### Problem
Copy out the lines of the listing below exactly, from its first line through the line that contains "barkya-mangat-headline: कामरेड बरक्या", including both of those lines.

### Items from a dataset
========================================================================

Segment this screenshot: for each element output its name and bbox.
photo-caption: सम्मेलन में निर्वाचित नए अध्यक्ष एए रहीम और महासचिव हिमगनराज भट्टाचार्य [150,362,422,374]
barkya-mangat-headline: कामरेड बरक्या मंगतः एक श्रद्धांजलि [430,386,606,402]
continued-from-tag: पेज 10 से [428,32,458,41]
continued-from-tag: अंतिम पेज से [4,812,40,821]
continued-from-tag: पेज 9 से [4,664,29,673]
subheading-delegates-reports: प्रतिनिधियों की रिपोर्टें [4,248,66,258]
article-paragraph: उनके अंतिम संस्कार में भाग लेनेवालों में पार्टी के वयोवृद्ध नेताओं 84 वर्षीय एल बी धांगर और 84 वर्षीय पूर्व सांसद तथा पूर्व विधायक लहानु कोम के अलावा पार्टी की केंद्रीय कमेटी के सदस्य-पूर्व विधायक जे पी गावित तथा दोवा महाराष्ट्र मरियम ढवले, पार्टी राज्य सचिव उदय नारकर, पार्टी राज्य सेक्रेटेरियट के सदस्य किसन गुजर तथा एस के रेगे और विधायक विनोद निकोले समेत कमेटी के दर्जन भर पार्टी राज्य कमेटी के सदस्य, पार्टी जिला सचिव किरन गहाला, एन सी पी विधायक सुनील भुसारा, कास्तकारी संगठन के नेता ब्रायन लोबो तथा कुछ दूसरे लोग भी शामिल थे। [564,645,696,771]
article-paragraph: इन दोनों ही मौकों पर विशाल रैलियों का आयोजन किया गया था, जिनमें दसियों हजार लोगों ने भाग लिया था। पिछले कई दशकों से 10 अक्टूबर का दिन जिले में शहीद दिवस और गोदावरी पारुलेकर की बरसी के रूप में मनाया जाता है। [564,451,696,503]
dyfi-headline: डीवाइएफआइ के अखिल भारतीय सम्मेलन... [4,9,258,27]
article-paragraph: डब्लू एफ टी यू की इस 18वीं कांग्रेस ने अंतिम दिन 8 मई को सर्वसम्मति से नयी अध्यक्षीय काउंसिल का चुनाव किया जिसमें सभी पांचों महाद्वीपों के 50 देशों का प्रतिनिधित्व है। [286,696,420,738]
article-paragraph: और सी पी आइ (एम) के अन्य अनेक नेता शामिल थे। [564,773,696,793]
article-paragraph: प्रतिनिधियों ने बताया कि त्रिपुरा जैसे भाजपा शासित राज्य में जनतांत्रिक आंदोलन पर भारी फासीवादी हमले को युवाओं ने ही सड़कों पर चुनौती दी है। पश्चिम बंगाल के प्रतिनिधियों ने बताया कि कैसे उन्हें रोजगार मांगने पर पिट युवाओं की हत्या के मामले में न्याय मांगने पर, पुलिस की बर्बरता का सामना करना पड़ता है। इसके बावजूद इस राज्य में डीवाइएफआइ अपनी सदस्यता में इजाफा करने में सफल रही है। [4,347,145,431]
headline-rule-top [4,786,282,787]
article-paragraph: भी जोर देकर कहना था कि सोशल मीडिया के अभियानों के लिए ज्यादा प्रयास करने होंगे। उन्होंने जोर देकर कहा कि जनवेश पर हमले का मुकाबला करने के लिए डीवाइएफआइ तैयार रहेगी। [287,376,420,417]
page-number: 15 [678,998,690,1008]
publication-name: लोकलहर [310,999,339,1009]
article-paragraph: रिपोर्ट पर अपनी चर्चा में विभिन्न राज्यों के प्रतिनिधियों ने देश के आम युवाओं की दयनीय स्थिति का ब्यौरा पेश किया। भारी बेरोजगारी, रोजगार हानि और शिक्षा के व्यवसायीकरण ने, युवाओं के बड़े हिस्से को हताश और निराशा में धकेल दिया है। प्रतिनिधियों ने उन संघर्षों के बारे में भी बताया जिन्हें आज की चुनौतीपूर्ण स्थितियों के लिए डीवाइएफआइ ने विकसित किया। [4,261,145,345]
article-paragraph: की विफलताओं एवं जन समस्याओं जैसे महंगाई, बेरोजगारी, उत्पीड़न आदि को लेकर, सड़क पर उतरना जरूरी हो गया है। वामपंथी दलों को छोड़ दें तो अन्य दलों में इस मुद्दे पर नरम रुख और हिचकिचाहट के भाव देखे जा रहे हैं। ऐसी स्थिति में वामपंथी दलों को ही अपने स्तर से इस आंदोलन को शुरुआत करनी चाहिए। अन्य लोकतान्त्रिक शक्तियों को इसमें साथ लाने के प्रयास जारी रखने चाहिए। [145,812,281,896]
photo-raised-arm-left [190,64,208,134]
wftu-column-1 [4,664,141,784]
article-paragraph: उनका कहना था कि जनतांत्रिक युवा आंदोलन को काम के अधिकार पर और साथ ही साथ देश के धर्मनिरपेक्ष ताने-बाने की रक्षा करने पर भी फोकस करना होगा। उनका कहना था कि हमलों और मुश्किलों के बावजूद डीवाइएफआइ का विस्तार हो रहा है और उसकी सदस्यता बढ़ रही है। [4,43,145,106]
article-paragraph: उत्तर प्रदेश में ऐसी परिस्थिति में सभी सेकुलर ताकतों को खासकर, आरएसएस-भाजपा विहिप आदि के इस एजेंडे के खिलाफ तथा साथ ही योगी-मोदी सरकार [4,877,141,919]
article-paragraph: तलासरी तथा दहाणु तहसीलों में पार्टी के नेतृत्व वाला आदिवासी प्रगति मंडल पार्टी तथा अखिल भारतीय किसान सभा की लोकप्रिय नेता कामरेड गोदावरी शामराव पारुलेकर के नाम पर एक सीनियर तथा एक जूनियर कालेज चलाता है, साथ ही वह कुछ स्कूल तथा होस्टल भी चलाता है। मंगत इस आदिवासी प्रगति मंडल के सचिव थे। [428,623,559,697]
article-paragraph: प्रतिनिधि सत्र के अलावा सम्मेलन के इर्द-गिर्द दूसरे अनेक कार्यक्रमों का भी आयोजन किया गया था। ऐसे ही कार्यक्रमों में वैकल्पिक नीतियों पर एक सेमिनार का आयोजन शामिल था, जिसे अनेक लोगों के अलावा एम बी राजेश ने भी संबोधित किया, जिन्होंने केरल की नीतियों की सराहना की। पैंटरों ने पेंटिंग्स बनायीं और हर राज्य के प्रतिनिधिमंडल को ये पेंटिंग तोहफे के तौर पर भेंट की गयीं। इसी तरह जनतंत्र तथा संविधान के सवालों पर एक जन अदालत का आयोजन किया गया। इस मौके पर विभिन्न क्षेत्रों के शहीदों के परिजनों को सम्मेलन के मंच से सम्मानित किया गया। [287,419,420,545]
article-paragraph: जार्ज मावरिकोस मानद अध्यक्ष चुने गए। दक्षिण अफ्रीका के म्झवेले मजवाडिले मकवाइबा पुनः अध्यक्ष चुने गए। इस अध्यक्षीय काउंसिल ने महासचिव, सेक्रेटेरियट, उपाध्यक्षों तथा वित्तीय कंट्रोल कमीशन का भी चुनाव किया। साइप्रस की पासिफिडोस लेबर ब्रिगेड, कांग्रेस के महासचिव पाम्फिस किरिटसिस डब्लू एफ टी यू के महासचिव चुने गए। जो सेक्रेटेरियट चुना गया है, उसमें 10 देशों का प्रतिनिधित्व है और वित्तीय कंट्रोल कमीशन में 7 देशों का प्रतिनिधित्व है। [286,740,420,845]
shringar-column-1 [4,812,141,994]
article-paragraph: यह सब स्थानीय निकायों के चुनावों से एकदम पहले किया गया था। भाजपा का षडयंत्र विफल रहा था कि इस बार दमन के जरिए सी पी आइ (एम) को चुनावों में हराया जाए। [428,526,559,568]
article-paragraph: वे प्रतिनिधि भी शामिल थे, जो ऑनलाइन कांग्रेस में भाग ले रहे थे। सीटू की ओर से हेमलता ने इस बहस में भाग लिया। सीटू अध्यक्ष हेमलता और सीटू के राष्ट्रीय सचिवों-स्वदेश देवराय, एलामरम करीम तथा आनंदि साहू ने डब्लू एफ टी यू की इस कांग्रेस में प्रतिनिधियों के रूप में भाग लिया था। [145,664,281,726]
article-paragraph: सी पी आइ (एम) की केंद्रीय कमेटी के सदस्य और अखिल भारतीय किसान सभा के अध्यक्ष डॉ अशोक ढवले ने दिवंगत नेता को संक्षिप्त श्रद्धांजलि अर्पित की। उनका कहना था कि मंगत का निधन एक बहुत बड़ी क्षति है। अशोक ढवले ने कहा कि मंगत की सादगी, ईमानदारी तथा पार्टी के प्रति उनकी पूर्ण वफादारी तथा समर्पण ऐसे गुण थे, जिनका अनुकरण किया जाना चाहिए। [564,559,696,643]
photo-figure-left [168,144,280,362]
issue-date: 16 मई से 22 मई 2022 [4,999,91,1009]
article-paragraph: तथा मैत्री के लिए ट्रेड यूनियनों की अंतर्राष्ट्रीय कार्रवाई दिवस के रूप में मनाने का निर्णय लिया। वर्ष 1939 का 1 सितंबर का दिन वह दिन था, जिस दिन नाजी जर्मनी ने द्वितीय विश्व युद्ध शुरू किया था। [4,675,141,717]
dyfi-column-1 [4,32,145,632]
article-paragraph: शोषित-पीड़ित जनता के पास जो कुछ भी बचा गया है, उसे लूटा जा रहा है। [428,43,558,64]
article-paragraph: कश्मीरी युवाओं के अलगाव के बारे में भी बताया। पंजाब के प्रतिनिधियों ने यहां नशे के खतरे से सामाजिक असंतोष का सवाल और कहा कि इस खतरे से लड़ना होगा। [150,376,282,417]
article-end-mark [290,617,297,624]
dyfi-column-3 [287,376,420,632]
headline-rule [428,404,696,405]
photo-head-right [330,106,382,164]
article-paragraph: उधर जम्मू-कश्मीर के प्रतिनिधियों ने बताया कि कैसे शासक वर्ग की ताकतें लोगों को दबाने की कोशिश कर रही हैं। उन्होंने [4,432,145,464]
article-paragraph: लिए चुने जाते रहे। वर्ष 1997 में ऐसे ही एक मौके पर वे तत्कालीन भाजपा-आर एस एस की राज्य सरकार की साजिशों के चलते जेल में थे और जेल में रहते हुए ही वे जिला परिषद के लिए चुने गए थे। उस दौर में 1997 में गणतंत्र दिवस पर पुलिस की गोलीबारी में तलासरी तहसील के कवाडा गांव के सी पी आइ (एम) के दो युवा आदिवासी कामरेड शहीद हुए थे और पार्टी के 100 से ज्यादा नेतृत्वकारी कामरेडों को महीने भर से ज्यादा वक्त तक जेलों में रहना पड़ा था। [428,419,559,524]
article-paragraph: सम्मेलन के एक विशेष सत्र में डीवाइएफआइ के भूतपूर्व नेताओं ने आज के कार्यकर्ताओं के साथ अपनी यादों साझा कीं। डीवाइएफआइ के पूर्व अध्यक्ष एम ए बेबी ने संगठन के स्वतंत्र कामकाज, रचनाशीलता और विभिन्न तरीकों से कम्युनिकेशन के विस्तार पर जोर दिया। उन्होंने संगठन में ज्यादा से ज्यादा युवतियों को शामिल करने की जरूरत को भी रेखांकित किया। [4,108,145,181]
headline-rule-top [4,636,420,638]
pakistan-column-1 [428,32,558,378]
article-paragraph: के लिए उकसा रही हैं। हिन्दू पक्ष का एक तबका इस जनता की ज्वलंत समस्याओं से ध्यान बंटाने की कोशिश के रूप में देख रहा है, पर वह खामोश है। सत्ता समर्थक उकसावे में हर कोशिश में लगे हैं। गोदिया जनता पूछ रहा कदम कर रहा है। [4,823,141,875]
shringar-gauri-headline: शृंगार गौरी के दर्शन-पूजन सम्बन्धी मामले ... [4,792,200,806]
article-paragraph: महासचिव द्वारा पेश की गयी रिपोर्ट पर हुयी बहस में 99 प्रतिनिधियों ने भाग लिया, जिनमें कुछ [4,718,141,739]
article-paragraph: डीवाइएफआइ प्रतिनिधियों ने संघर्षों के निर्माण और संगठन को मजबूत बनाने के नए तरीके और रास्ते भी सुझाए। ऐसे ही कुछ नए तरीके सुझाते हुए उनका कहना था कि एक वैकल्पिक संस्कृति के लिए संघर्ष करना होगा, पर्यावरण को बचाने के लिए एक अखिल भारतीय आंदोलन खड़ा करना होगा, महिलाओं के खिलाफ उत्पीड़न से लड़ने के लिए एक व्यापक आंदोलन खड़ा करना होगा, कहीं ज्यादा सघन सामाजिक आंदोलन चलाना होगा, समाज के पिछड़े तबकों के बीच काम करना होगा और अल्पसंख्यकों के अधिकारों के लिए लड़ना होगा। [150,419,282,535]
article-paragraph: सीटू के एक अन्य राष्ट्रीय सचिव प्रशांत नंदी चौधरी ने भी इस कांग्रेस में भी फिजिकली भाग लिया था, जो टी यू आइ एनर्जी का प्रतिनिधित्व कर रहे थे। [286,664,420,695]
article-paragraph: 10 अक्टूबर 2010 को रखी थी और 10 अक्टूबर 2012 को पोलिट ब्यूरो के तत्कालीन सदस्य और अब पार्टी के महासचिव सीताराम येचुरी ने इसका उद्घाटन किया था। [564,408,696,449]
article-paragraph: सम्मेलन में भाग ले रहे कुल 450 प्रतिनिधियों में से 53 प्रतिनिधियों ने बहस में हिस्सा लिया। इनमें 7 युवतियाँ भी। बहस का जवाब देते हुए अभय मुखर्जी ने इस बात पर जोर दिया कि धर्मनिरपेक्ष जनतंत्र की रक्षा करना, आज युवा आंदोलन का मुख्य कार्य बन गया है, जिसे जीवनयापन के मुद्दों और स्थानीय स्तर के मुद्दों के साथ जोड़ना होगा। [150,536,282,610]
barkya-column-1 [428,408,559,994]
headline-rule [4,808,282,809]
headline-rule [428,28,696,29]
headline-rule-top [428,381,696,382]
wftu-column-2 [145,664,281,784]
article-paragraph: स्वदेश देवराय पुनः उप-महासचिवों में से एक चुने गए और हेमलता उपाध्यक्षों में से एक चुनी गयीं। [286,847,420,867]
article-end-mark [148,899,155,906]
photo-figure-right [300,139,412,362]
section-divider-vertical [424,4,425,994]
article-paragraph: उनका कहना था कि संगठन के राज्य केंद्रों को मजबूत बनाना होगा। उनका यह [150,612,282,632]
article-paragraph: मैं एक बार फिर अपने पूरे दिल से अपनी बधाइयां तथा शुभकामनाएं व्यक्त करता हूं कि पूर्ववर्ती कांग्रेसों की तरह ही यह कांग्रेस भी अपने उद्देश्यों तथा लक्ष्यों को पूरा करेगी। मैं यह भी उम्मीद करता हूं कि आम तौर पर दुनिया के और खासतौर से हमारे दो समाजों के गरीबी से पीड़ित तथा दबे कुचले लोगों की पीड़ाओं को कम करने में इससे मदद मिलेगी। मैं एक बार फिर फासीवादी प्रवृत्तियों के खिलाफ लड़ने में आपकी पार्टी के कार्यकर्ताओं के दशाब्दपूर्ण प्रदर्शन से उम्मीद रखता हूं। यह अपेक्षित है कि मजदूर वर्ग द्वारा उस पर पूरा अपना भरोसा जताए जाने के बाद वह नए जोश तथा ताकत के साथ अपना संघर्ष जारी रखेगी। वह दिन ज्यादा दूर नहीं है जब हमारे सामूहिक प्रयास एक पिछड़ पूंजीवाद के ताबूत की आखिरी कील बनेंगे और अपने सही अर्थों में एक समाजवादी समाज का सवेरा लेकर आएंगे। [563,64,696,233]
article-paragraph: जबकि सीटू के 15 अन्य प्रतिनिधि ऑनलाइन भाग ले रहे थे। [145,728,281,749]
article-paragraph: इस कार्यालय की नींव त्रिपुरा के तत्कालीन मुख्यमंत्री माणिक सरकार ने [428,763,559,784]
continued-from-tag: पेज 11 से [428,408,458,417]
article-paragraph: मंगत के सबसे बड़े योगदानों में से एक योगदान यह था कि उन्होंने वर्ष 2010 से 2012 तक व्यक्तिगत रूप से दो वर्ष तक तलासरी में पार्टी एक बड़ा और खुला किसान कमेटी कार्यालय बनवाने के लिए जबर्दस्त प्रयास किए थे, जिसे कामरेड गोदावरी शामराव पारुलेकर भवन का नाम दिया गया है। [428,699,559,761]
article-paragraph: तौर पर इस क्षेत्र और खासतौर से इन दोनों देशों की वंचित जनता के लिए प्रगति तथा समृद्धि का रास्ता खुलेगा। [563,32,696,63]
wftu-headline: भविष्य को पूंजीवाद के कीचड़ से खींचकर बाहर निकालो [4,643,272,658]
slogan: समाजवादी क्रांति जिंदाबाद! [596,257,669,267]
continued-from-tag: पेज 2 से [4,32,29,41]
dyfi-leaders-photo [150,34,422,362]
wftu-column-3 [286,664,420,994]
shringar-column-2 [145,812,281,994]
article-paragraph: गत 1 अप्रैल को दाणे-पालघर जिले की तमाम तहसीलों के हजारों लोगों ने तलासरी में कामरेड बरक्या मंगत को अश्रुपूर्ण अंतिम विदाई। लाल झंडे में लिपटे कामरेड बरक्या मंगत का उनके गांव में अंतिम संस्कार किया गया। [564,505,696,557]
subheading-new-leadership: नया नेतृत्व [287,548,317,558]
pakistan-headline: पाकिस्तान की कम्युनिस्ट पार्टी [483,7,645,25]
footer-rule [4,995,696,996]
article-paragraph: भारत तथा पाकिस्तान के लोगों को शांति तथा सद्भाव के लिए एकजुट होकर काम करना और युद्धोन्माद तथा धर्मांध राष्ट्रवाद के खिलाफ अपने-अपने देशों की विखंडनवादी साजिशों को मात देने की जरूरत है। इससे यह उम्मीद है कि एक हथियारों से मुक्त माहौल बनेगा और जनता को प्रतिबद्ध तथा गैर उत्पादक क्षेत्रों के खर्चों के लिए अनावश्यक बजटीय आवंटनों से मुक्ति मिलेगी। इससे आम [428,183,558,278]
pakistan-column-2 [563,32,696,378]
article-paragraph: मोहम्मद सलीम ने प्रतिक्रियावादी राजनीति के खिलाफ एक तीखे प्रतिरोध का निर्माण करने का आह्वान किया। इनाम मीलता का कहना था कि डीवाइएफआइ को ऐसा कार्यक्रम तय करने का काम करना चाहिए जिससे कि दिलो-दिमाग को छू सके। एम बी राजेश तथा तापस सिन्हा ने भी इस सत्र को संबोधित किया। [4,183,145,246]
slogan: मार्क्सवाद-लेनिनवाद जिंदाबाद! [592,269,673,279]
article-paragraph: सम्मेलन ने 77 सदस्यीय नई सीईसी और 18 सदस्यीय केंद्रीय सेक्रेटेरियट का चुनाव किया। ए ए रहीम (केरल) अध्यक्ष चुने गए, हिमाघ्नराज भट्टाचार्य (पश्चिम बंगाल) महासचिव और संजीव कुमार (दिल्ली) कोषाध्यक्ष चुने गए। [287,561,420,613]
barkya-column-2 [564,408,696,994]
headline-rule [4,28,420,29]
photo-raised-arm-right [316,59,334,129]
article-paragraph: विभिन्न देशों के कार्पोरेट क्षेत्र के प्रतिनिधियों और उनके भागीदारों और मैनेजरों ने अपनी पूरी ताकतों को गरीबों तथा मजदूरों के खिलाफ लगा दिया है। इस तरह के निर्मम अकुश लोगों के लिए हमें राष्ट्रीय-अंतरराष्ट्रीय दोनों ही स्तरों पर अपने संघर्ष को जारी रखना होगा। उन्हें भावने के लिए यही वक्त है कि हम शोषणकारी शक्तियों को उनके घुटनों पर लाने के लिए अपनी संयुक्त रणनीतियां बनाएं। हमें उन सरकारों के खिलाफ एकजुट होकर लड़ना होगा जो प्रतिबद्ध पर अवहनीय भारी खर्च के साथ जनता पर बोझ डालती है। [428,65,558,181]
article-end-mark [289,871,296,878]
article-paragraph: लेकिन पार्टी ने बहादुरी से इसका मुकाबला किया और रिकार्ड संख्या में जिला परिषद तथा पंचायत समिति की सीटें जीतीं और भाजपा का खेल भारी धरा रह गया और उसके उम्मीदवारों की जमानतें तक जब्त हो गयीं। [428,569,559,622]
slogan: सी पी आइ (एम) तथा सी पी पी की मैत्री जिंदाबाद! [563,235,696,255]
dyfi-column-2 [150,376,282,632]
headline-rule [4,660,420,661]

========================================================================

### Reply to the task
Segment this screenshot: for each element output its name and bbox.
photo-caption: सम्मेलन में निर्वाचित नए अध्यक्ष एए रहीम और महासचिव हिमगनराज भट्टाचार्य [150,362,422,374]
barkya-mangat-headline: कामरेड बरक्या मंगतः एक श्रद्धांजलि [430,386,606,402]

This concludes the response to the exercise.